-- RECORD SET --

========

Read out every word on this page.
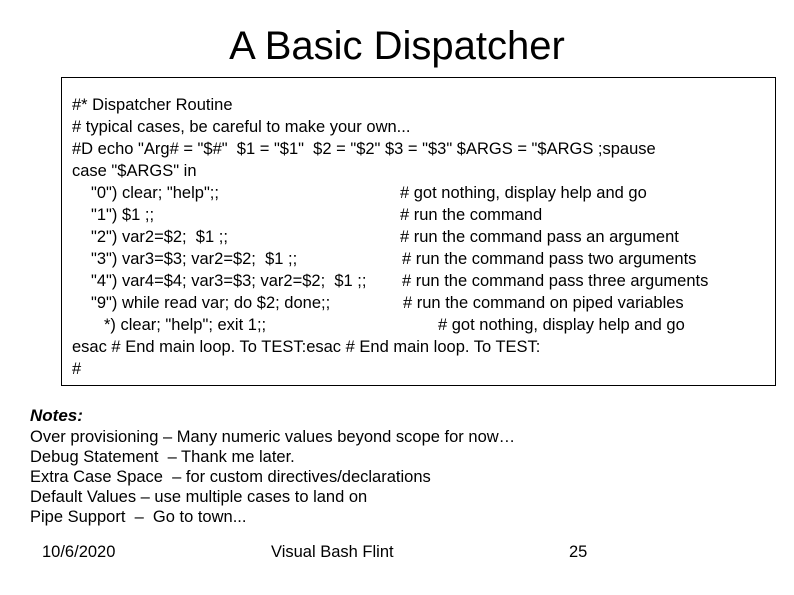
A Basic Dispatcher
#* Dispatcher Routine
# typical cases, be careful to make your own...
#D echo "Arg# = "$#"  $1 = "$1"  $2 = "$2" $3 = "$3" $ARGS = "$ARGS ;spause
case "$ARGS" in
"0") clear; "help";;	# got nothing, display help and go
"1") $1 ;;	# run the command
"2") var2=$2;  $1 ;;	# run the command pass an argument
"3") var3=$3; var2=$2;  $1 ;;	# run the command pass two arguments
"4") var4=$4; var3=$3; var2=$2;  $1 ;; # run the command pass three arguments
"9") while read var; do $2; done;;	# run the command on piped variables
*) clear; "help"; exit 1;;	# got nothing, display help and go
esac # End main loop. To TEST:esac # End main loop. To TEST:
#
Notes:
Over provisioning – Many numeric values beyond scope for now…
Debug Statement  – Thank me later.
Extra Case Space  – for custom directives/declarations
Default Values – use multiple cases to land on
Pipe Support  –  Go to town...
10/6/2020	Visual Bash Flint	25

========

-- TASK OBJECTIVE --
How many of the lines above hold "ARGS"? Answer with only the number.

-- FINISHED EXERCISE --
2